◆ **Written instruction**
Keep every line where the word "новых" appears; drop the rest.

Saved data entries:
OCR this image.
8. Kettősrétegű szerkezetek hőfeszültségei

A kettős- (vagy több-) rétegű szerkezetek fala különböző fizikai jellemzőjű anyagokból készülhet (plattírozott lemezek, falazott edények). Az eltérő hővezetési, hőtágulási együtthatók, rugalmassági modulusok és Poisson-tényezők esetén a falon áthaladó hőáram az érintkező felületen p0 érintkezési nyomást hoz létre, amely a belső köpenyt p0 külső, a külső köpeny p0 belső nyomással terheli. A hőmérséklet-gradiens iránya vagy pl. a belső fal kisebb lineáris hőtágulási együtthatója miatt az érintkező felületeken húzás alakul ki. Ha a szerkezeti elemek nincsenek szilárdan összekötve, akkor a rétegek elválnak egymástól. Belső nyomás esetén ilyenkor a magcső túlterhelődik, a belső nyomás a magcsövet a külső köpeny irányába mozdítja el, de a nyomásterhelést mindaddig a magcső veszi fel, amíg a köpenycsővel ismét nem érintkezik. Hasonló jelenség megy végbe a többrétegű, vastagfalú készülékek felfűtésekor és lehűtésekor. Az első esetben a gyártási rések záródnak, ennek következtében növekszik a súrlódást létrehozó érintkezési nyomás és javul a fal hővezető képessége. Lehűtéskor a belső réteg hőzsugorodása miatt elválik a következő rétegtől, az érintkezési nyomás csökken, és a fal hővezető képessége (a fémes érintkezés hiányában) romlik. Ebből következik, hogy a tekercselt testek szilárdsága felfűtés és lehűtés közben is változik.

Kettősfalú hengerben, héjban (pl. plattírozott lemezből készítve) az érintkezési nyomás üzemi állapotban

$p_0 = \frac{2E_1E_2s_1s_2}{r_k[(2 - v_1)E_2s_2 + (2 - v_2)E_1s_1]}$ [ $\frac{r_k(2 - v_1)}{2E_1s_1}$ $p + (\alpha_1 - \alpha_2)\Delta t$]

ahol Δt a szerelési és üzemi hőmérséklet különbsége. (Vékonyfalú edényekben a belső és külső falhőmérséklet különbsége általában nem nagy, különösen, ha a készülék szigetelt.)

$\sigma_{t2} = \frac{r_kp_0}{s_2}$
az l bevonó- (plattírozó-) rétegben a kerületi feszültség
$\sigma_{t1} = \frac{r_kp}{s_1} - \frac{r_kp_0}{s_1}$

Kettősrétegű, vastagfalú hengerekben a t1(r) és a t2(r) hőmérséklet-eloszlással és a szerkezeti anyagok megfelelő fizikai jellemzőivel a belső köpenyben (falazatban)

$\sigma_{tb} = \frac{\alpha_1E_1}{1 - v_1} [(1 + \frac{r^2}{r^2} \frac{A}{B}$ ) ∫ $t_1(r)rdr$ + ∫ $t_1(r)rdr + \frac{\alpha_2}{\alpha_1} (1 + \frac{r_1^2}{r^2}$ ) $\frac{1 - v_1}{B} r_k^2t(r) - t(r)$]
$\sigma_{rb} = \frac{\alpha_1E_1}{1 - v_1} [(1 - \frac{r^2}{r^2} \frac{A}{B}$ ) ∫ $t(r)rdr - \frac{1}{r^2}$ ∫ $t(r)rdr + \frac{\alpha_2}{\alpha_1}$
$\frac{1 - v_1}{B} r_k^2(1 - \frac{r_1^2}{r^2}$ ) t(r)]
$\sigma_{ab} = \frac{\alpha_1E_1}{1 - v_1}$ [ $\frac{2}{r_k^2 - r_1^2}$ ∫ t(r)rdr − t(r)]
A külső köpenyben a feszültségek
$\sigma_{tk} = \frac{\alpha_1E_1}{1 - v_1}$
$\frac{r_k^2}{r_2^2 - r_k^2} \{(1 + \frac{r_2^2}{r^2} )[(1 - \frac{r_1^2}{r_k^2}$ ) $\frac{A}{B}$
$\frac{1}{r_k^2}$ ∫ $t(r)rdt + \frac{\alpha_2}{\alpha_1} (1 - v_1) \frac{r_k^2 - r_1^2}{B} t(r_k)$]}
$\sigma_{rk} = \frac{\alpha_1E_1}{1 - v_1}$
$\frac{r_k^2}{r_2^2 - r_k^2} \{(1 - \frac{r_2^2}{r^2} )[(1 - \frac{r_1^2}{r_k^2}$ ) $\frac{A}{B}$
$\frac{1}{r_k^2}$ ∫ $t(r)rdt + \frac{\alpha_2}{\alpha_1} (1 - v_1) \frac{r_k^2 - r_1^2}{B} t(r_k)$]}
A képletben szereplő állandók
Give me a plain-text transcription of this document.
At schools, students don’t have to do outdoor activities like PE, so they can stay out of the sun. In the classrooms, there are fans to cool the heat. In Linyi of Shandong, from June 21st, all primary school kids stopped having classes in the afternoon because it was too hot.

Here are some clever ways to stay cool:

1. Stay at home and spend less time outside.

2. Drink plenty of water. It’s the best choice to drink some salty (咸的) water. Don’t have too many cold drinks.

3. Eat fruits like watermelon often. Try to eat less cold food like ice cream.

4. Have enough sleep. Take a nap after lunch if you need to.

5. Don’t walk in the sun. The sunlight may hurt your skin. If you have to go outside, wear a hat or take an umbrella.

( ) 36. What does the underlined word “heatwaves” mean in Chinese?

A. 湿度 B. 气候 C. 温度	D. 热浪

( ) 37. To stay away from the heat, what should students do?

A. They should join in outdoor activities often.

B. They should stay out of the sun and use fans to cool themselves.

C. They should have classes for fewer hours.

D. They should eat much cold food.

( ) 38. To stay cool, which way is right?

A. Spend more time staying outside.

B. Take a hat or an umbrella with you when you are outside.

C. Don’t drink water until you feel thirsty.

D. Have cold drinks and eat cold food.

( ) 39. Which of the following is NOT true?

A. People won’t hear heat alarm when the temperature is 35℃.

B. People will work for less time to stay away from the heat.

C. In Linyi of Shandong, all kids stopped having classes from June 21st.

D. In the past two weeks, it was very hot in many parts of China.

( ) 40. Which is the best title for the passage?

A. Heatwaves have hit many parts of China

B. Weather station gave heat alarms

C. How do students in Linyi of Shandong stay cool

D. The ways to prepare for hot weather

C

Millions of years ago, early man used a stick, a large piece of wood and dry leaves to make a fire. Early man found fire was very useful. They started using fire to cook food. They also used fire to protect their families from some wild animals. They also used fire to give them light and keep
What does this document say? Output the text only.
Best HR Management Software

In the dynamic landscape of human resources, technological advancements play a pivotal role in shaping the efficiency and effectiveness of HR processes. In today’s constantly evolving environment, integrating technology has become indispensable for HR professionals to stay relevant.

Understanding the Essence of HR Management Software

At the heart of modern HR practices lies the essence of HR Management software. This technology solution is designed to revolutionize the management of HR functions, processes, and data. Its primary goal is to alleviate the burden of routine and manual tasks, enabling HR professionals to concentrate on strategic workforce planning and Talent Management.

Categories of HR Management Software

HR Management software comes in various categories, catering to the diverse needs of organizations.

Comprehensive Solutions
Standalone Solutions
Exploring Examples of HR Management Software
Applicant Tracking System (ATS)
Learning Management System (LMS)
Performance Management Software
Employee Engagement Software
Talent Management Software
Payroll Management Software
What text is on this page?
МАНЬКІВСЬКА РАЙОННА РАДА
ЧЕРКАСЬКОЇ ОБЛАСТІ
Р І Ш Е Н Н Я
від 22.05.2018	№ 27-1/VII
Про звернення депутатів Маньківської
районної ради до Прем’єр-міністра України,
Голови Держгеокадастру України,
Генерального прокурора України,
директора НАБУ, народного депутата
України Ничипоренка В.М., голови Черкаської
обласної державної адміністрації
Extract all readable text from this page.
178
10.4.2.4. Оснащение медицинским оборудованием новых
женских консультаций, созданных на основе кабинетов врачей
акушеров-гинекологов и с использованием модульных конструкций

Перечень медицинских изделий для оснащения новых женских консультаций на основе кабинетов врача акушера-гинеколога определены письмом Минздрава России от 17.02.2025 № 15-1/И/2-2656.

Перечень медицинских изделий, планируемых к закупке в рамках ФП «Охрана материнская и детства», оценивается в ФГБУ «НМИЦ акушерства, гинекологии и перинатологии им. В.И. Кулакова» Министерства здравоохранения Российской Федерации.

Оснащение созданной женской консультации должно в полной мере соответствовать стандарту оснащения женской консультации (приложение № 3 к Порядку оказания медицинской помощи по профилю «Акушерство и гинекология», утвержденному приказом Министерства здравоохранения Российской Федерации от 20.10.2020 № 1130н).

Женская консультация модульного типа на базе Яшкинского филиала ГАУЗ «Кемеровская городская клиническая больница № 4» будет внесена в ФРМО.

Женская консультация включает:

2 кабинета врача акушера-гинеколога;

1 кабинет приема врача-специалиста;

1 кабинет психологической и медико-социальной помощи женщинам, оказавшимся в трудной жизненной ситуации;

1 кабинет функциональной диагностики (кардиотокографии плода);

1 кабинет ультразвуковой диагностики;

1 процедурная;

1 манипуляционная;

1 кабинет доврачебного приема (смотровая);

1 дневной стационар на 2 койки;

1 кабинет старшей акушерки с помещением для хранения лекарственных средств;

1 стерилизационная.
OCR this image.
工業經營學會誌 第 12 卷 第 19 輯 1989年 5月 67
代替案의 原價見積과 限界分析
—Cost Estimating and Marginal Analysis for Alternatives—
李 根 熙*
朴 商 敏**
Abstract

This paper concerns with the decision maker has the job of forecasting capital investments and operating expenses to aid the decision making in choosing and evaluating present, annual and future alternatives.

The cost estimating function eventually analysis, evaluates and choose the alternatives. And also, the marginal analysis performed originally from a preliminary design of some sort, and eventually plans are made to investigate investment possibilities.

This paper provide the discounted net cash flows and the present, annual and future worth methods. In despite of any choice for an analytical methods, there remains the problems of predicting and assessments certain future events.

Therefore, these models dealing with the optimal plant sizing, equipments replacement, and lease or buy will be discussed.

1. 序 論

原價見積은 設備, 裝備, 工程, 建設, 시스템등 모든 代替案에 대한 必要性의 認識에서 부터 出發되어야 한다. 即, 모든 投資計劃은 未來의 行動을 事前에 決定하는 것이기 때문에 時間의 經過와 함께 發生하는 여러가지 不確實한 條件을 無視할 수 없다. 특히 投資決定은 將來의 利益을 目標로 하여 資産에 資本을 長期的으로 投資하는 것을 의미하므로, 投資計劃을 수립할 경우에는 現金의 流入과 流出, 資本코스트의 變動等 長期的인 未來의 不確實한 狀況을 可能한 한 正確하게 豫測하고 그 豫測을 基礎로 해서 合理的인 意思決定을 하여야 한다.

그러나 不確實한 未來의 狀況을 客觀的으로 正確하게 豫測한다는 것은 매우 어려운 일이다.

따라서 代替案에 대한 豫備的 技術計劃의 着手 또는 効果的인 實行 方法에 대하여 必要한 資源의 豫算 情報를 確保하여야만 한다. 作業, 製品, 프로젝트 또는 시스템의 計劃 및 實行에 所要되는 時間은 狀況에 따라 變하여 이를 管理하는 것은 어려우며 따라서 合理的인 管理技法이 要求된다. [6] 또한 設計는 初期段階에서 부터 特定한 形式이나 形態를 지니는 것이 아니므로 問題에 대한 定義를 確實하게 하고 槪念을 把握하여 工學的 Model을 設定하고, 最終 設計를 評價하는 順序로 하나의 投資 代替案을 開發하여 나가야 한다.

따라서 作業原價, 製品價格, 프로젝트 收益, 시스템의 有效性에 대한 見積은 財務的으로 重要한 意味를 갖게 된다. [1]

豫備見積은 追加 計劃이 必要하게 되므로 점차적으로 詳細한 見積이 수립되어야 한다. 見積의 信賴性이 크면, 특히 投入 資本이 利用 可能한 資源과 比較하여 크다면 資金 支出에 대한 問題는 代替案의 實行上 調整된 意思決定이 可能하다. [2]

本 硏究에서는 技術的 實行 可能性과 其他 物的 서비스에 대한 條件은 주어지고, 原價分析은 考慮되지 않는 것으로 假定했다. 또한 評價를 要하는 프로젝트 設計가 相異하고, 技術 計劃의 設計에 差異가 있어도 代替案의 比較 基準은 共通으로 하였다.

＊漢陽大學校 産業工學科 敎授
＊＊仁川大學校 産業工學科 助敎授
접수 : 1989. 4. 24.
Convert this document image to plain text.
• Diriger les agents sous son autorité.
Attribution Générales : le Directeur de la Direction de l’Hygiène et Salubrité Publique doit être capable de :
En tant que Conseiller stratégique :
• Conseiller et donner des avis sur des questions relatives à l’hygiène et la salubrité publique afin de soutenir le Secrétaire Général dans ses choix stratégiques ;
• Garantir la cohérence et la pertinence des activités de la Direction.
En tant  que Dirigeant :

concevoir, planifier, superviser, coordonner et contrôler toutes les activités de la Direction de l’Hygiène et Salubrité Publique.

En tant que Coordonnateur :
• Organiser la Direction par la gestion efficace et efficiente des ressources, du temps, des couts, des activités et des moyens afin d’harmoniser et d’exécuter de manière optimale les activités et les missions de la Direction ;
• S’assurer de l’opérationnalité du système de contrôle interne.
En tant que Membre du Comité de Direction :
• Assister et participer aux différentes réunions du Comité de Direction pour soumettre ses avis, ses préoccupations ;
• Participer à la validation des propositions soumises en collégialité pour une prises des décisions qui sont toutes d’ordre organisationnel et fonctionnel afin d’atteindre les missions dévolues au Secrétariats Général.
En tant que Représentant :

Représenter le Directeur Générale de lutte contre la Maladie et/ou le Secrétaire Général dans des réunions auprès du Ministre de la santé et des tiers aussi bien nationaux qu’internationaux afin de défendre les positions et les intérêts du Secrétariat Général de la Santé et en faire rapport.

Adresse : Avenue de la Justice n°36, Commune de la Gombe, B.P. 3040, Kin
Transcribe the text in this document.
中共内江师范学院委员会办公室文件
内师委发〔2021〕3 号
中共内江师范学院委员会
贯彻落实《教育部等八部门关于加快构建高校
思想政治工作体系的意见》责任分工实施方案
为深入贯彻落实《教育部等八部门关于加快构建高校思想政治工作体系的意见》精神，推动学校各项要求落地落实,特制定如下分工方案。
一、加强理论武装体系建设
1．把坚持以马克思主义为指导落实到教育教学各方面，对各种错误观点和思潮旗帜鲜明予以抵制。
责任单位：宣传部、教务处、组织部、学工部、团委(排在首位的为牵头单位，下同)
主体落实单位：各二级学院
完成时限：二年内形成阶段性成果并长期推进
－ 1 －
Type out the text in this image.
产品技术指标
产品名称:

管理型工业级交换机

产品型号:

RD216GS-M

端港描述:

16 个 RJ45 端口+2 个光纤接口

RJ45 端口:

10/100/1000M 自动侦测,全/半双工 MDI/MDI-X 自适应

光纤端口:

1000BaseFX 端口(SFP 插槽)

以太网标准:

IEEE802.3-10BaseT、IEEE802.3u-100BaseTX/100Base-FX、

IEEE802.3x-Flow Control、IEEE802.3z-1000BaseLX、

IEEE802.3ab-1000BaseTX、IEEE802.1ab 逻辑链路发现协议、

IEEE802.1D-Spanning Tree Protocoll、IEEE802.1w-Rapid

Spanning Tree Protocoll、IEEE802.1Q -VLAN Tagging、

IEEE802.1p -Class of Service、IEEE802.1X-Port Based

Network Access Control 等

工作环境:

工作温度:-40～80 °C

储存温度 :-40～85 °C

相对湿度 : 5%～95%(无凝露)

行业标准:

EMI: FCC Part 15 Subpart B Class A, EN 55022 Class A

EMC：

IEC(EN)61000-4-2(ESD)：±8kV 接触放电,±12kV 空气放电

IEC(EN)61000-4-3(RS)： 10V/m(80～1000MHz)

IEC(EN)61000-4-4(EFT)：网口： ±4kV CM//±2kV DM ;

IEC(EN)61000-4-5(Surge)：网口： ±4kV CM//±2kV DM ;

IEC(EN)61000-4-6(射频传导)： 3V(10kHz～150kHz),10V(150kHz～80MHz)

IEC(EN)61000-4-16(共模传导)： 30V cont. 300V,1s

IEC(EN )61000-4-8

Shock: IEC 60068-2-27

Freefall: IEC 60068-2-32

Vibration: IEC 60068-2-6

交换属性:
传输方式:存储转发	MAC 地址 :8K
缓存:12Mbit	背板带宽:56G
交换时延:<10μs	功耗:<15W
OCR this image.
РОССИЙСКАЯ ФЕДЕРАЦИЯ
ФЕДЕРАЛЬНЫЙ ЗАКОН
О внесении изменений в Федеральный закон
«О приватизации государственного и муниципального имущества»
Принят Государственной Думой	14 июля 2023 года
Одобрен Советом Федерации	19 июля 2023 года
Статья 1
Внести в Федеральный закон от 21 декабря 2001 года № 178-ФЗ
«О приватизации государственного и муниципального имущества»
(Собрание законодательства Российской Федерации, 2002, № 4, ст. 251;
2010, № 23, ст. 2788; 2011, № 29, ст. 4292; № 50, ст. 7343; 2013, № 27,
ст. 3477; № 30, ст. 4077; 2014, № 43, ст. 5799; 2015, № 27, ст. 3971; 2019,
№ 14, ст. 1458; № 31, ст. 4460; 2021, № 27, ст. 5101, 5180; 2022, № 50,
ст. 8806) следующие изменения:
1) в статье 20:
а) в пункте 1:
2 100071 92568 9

◆ **Correct answer**
10.4.2.4. Оснащение медицинским оборудованием новых
Перечень медицинских изделий для оснащения новых женских консультаций на основе кабинетов врача акушера-гинеколога определены письмом Минздрава России от 17.02.2025 № 15-1/И/2-2656.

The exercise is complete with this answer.